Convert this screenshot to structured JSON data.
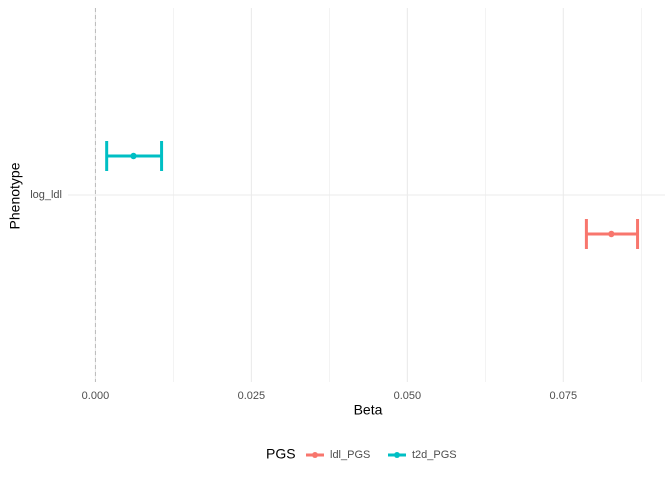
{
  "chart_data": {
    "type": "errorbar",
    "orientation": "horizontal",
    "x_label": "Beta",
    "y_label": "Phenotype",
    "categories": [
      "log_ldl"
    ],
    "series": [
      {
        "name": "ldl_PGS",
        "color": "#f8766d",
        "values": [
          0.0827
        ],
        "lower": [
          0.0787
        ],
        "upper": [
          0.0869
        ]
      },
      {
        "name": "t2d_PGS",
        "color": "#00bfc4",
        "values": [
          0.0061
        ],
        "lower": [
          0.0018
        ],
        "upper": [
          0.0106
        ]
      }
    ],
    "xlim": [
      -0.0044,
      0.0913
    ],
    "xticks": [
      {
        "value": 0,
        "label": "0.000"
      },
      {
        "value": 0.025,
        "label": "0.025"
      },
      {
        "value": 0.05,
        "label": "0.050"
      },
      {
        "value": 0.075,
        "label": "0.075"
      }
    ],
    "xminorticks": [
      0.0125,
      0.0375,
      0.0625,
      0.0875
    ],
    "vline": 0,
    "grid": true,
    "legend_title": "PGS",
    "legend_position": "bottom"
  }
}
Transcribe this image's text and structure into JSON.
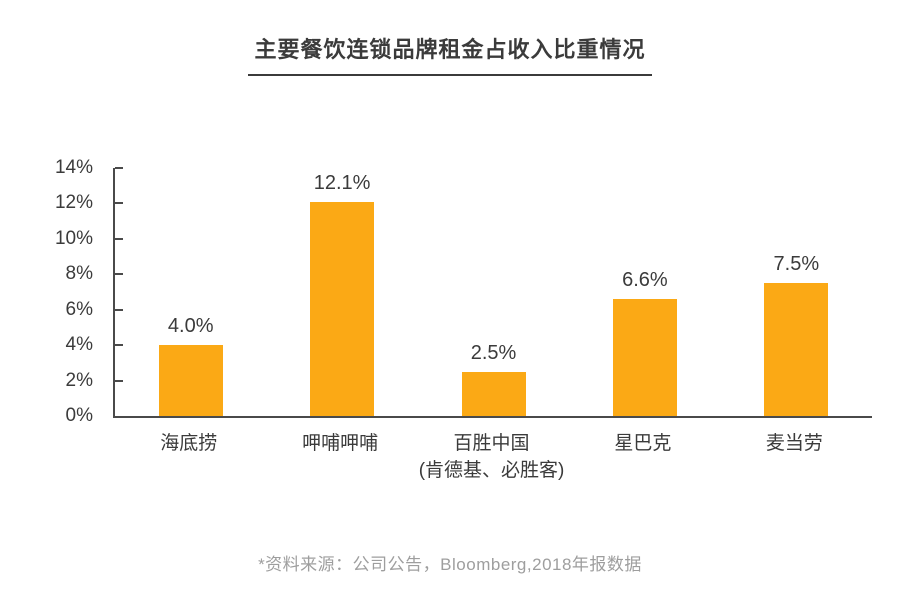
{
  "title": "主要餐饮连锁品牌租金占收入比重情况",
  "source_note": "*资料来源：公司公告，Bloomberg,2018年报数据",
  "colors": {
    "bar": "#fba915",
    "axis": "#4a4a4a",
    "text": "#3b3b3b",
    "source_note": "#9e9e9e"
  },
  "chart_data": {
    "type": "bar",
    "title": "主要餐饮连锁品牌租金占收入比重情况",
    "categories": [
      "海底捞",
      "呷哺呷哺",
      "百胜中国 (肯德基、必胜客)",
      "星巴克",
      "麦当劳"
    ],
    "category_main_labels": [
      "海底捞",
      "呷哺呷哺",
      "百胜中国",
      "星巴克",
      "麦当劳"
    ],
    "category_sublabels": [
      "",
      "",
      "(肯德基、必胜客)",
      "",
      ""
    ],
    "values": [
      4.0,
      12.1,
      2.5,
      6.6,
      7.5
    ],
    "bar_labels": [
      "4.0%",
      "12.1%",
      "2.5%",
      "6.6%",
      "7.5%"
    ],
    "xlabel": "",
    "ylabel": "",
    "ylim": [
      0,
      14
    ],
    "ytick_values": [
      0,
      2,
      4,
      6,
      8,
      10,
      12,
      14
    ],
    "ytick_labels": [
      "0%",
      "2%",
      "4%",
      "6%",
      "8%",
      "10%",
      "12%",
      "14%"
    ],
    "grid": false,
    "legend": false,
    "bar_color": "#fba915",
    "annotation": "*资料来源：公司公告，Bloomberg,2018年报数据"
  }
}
◆ ◆ ◆ ◆ ◆
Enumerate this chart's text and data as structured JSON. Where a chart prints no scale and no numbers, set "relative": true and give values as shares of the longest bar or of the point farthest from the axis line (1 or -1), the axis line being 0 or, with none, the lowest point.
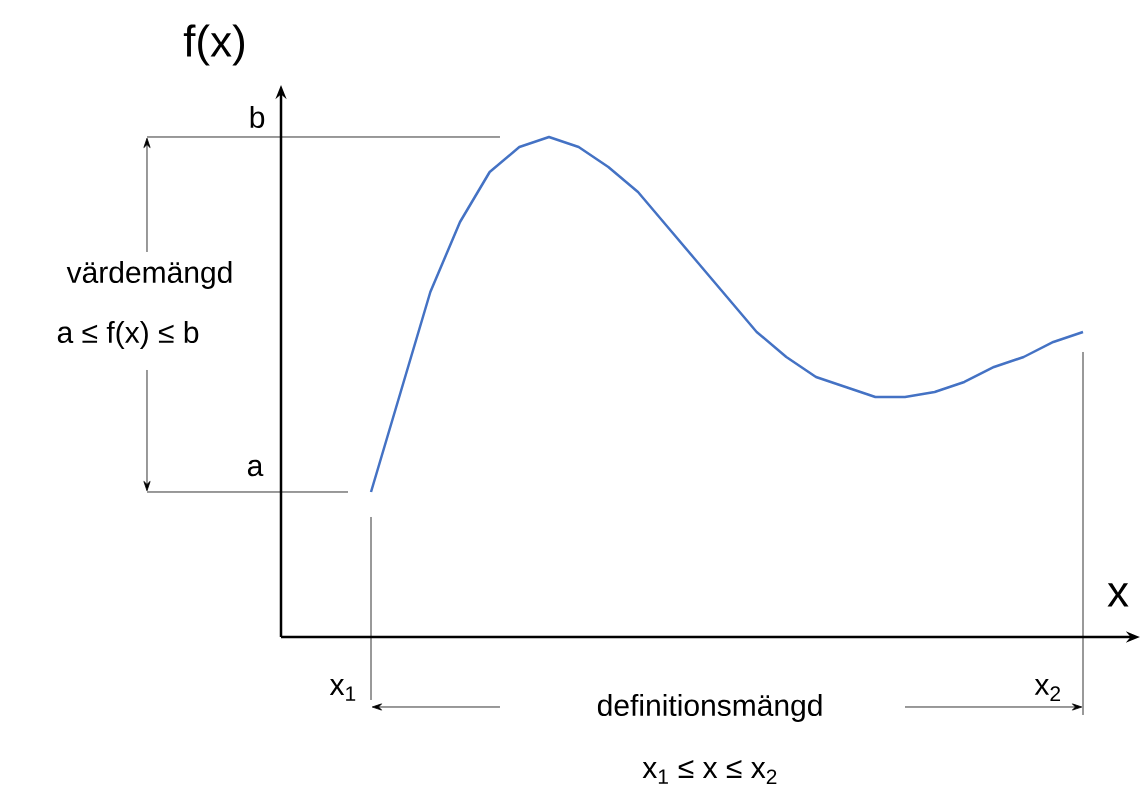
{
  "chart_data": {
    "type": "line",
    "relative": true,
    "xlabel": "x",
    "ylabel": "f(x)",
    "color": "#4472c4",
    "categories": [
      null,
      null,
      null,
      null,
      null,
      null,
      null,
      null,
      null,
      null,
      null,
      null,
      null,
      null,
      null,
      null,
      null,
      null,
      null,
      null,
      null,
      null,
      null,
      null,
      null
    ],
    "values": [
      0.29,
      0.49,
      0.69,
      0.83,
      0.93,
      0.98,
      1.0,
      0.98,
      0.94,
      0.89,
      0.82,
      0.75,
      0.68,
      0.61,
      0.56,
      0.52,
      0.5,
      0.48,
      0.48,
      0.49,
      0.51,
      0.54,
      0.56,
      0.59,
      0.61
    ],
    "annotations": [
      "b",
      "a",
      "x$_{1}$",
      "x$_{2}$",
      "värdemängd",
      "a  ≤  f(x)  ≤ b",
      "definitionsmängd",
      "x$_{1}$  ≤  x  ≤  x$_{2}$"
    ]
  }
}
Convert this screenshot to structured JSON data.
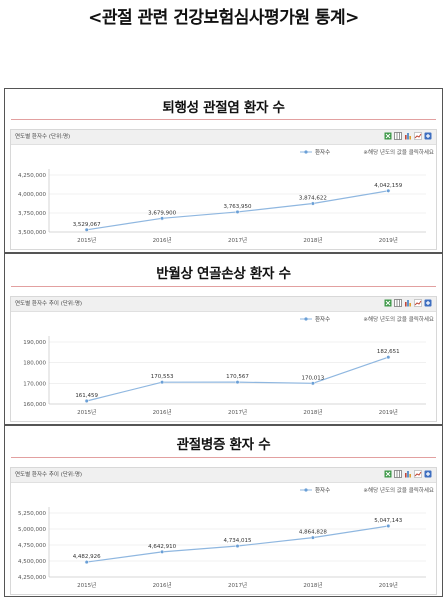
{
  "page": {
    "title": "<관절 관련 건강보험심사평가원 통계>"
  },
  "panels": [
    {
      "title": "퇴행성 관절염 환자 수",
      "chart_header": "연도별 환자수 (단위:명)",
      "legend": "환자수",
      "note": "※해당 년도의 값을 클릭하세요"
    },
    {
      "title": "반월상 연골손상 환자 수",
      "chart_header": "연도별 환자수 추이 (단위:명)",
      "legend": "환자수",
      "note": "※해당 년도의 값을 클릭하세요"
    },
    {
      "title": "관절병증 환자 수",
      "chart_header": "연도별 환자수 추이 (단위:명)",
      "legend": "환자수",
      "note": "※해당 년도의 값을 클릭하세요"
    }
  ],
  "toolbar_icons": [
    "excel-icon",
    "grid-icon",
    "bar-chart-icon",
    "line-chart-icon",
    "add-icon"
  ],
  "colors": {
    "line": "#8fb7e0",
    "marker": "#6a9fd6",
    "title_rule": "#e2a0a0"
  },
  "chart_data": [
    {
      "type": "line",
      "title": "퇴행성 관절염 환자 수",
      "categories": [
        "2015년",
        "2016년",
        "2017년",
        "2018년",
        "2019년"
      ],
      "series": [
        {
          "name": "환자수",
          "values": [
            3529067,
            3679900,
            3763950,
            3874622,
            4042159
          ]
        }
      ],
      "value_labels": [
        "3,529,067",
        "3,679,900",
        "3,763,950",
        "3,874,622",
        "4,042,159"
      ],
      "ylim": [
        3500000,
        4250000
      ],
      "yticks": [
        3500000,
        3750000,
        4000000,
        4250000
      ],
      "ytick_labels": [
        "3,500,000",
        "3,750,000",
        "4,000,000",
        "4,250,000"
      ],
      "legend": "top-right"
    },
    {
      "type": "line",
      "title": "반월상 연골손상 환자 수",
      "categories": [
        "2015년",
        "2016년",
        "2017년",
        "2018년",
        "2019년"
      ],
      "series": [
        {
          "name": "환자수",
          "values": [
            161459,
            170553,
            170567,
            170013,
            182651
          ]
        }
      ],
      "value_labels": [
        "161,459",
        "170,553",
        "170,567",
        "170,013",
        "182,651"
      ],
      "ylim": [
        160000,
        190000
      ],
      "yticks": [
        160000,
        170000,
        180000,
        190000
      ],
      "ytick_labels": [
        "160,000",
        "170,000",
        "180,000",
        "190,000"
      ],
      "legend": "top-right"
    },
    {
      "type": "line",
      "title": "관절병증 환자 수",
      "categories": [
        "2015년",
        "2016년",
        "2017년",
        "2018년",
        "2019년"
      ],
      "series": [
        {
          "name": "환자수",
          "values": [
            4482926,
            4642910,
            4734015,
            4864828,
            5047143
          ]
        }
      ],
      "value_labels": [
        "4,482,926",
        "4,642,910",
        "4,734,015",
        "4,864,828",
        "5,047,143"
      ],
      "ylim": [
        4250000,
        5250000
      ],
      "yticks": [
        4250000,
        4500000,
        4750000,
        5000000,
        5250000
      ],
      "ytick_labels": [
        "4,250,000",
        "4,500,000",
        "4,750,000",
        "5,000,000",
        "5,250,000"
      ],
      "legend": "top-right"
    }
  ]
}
◆ ◆ ◆ ◆ ◆
> [WHAT THIS TASK INVOLVES]: Find the word "主要餐饮连锁品牌租金占收入比重情况" in the material, then list each line that holds it.

> [TASK ANSWER]:
  "title": "主要餐饮连锁品牌租金占收入比重情况",
    "title": "主要餐饮连锁品牌租金占收入比重情况",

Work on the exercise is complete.